━━ EXTRACTED RECORDS ━━

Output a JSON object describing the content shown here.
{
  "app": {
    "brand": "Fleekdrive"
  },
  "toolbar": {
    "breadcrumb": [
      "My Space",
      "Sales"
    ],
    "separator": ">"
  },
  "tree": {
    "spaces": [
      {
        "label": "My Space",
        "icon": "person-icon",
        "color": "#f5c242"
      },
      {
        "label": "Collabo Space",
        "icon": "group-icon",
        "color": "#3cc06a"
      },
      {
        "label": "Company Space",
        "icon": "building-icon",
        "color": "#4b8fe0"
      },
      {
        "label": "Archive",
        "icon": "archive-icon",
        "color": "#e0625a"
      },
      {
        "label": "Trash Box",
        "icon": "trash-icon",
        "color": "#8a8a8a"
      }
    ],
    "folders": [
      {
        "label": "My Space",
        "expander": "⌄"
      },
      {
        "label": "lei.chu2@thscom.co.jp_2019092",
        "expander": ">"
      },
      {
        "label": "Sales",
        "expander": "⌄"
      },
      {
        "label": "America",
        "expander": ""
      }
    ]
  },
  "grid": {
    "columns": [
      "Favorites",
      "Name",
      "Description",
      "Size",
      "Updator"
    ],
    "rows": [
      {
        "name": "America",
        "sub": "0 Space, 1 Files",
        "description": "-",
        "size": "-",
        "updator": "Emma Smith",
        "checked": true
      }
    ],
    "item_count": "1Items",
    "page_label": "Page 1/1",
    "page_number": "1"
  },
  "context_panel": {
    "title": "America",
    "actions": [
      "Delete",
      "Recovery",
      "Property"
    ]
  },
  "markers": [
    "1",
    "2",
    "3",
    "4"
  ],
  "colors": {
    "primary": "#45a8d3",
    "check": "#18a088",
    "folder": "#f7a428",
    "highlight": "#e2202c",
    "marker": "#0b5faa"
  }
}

━━━

> **WHAT THE TASK ASKS**:
Determine how many of the lines above hold the word "icon", and output that number by itself.

> **RESULT OF THE EXERCISE**:
5